Here are some records. Copy each one exactly.

>>>

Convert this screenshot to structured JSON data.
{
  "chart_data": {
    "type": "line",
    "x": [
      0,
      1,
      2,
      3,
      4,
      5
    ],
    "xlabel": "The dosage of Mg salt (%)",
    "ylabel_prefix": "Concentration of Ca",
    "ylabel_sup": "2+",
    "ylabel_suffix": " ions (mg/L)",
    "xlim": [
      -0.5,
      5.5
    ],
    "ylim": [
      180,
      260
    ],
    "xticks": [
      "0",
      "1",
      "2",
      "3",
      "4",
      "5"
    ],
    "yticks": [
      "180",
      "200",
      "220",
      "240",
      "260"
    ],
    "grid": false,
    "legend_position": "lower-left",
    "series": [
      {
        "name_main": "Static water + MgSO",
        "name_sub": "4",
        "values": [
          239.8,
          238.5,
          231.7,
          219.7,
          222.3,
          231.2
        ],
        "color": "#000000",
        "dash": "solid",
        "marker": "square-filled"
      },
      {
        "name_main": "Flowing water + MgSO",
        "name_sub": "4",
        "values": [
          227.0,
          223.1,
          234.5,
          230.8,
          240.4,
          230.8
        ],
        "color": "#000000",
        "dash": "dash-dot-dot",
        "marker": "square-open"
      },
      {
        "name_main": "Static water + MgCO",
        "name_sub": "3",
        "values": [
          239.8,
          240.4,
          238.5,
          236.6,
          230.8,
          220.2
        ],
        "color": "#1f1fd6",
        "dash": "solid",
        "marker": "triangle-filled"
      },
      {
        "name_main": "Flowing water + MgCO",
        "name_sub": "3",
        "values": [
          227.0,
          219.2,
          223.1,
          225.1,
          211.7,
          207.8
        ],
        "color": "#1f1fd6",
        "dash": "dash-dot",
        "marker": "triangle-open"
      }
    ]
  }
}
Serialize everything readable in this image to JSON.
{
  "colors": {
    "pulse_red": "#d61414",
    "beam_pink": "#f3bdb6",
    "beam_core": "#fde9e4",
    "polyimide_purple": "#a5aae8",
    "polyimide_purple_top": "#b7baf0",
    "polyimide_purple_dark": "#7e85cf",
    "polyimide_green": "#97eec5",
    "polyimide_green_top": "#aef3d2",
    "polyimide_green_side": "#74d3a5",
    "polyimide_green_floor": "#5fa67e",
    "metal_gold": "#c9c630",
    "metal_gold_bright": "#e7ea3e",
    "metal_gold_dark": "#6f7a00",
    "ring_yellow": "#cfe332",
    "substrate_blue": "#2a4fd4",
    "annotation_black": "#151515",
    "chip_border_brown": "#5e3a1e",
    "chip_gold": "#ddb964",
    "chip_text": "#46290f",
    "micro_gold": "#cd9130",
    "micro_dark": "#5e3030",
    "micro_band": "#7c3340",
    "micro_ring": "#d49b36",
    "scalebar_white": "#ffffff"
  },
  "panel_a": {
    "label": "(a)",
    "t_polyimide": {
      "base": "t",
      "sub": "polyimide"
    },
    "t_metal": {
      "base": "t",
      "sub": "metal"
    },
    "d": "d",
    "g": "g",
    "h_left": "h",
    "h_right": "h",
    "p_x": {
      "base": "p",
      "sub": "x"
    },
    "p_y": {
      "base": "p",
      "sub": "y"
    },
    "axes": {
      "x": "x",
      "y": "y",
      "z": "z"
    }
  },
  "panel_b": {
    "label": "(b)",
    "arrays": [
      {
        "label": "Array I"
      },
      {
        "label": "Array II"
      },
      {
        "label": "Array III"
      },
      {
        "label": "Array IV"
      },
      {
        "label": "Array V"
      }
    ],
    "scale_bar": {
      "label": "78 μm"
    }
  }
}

<<<

● WRITTEN RESPONSE
Convert this screenshot to structured JSON data.
{
  "chart_data": {
    "type": "line",
    "x": [
      0,
      1,
      2,
      3,
      4,
      5
    ],
    "xlabel": "The dosage of Mg salt (%)",
    "ylabel_prefix": "Concentration of Ca",
    "ylabel_sup": "2+",
    "ylabel_suffix": " ions (mg/L)",
    "xlim": [
      -0.5,
      5.5
    ],
    "ylim": [
      180,
      260
    ],
    "xticks": [
      "0",
      "1",
      "2",
      "3",
      "4",
      "5"
    ],
    "yticks": [
      "180",
      "200",
      "220",
      "240",
      "260"
    ],
    "grid": false,
    "legend_position": "lower-left",
    "series": [
      {
        "name_main": "Static water + MgSO",
        "name_sub": "4",
        "values": [
          239.8,
          238.5,
          231.7,
          219.7,
          222.3,
          231.2
        ],
        "color": "#000000",
        "dash": "solid",
        "marker": "square-filled"
      },
      {
        "name_main": "Flowing water + MgSO",
        "name_sub": "4",
        "values": [
          227.0,
          223.1,
          234.5,
          230.8,
          240.4,
          230.8
        ],
        "color": "#000000",
        "dash": "dash-dot-dot",
        "marker": "square-open"
      },
      {
        "name_main": "Static water + MgCO",
        "name_sub": "3",
        "values": [
          239.8,
          240.4,
          238.5,
          236.6,
          230.8,
          220.2
        ],
        "color": "#1f1fd6",
        "dash": "solid",
        "marker": "triangle-filled"
      },
      {
        "name_main": "Flowing water + MgCO",
        "name_sub": "3",
        "values": [
          227.0,
          219.2,
          223.1,
          225.1,
          211.7,
          207.8
        ],
        "color": "#1f1fd6",
        "dash": "dash-dot",
        "marker": "triangle-open"
      }
    ]
  }
}
Serialize everything readable in this image to JSON.
{
  "colors": {
    "pulse_red": "#d61414",
    "beam_pink": "#f3bdb6",
    "beam_core": "#fde9e4",
    "polyimide_purple": "#a5aae8",
    "polyimide_purple_top": "#b7baf0",
    "polyimide_purple_dark": "#7e85cf",
    "polyimide_green": "#97eec5",
    "polyimide_green_top": "#aef3d2",
    "polyimide_green_side": "#74d3a5",
    "polyimide_green_floor": "#5fa67e",
    "metal_gold": "#c9c630",
    "metal_gold_bright": "#e7ea3e",
    "metal_gold_dark": "#6f7a00",
    "ring_yellow": "#cfe332",
    "substrate_blue": "#2a4fd4",
    "annotation_black": "#151515",
    "chip_border_brown": "#5e3a1e",
    "chip_gold": "#ddb964",
    "chip_text": "#46290f",
    "micro_gold": "#cd9130",
    "micro_dark": "#5e3030",
    "micro_band": "#7c3340",
    "micro_ring": "#d49b36",
    "scalebar_white": "#ffffff"
  },
  "panel_a": {
    "label": "(a)",
    "t_polyimide": {
      "base": "t",
      "sub": "polyimide"
    },
    "t_metal": {
      "base": "t",
      "sub": "metal"
    },
    "d": "d",
    "g": "g",
    "h_left": "h",
    "h_right": "h",
    "p_x": {
      "base": "p",
      "sub": "x"
    },
    "p_y": {
      "base": "p",
      "sub": "y"
    },
    "axes": {
      "x": "x",
      "y": "y",
      "z": "z"
    }
  },
  "panel_b": {
    "label": "(b)",
    "arrays": [
      {
        "label": "Array I"
      },
      {
        "label": "Array II"
      },
      {
        "label": "Array III"
      },
      {
        "label": "Array IV"
      },
      {
        "label": "Array V"
      }
    ],
    "scale_bar": {
      "label": "78 μm"
    }
  }
}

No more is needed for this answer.